## What to work on
Everything from the line containing "OCR this image." through the last line of the records must be returned verbatim, and nothing outside that range.

## Supplied material

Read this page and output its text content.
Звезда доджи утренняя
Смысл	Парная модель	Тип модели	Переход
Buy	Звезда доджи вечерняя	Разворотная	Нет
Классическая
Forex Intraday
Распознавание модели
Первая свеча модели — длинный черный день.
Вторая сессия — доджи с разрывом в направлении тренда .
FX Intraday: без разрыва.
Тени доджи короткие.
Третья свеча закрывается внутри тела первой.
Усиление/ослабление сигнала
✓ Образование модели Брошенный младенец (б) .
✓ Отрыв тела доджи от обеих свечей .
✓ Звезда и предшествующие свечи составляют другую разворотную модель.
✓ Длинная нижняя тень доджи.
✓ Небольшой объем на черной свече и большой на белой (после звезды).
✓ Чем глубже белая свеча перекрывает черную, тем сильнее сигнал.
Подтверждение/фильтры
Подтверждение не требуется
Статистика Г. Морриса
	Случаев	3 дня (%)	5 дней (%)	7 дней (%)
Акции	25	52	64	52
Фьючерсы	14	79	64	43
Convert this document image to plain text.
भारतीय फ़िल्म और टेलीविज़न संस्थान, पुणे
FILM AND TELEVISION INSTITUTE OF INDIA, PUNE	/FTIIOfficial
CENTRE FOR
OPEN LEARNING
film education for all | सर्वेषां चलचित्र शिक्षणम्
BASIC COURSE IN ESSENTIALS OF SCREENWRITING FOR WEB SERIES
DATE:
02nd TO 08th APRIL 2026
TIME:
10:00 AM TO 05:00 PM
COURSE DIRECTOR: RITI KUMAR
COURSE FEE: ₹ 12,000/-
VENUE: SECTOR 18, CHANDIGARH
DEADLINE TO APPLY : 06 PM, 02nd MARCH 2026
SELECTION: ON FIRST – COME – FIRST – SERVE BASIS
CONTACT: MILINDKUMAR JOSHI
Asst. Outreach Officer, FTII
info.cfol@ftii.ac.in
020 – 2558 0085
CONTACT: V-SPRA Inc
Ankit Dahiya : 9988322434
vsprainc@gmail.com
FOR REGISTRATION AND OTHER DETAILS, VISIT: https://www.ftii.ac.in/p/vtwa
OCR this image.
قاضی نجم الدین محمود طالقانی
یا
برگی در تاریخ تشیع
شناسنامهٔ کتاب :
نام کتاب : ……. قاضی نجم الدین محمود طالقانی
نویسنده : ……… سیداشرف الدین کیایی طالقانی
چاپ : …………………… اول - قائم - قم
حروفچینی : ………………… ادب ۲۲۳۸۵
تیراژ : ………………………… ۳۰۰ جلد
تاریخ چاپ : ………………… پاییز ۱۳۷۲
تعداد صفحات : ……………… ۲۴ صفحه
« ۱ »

## Solution to the exercise
OCR this image.
قاضی نجم الدین محمود طالقانی
یا
برگی در تاریخ تشیع
شناسنامهٔ کتاب :
نام کتاب : ……. قاضی نجم الدین محمود طالقانی
نویسنده : ……… سیداشرف الدین کیایی طالقانی
چاپ : …………………… اول - قائم - قم
حروفچینی : ………………… ادب ۲۲۳۸۵
تیراژ : ………………………… ۳۰۰ جلد
تاریخ چاپ : ………………… پاییز ۱۳۷۲
تعداد صفحات : ……………… ۲۴ صفحه
« ۱ »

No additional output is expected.